### WHAT IS ASKED
Copy out each line in the material below that has the word "每一项扣".

+ + + + +

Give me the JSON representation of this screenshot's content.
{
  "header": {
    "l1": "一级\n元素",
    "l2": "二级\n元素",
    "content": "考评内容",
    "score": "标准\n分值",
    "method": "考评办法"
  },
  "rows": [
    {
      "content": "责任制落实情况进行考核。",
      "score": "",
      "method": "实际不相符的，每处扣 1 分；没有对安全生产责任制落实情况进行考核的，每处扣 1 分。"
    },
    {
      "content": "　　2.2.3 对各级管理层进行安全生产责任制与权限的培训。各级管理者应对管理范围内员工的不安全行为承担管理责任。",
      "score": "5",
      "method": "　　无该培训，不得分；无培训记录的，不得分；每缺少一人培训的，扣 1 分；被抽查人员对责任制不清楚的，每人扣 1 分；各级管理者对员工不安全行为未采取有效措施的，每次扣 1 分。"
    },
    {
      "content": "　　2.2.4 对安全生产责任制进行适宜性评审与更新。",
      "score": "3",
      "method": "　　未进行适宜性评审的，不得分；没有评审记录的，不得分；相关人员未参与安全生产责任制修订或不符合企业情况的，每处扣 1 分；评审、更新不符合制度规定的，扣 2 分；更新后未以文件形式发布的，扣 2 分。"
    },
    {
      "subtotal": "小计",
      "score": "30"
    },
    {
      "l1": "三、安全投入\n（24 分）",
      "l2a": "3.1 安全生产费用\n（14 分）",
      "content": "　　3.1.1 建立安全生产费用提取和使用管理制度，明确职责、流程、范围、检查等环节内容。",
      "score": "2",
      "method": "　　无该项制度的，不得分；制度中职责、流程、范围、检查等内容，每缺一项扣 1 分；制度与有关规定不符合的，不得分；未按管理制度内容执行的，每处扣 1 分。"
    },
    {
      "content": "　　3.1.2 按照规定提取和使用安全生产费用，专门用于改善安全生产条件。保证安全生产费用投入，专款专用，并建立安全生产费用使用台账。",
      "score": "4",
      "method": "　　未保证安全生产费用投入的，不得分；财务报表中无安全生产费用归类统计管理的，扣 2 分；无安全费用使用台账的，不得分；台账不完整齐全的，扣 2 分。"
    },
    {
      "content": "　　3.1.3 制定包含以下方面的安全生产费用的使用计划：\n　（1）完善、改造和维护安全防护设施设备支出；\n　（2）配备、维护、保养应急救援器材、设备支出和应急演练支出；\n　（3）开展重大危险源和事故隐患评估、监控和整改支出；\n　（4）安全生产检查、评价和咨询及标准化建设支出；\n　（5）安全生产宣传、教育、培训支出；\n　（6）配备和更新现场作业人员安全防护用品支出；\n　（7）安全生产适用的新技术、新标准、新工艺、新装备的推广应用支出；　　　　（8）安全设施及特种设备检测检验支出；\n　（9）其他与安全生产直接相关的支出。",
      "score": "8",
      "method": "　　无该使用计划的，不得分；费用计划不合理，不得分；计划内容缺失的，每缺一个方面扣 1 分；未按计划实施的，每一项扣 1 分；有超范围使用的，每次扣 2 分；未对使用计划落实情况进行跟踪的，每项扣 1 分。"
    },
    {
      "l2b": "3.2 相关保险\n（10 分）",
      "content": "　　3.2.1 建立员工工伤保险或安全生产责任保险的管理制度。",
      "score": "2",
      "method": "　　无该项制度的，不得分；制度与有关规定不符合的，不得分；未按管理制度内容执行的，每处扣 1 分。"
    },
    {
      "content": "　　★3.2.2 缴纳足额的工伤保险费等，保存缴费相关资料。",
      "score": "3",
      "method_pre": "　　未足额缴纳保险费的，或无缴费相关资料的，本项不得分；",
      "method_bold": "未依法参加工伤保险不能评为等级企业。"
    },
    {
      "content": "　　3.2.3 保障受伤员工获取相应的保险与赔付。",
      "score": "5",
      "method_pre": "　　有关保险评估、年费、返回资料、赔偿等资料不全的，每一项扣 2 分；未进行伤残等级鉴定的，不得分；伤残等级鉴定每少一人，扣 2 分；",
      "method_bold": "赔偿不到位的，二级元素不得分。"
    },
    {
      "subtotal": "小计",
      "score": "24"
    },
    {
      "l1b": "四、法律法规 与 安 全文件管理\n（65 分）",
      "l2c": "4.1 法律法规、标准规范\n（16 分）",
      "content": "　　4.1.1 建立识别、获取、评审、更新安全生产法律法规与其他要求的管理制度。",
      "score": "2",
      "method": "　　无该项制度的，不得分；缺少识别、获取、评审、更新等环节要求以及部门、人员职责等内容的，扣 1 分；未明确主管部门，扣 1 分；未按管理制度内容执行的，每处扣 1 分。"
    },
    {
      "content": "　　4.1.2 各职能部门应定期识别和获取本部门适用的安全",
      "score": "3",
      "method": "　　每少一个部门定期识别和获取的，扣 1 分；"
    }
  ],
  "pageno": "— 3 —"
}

+ + + + +

### SOLUTION TO THIS PROBLEM
      "method": "　　无该使用计划的，不得分；费用计划不合理，不得分；计划内容缺失的，每缺一个方面扣 1 分；未按计划实施的，每一项扣 1 分；有超范围使用的，每次扣 2 分；未对使用计划落实情况进行跟踪的，每项扣 1 分。"
      "method_pre": "　　有关保险评估、年费、返回资料、赔偿等资料不全的，每一项扣 2 分；未进行伤残等级鉴定的，不得分；伤残等级鉴定每少一人，扣 2 分；",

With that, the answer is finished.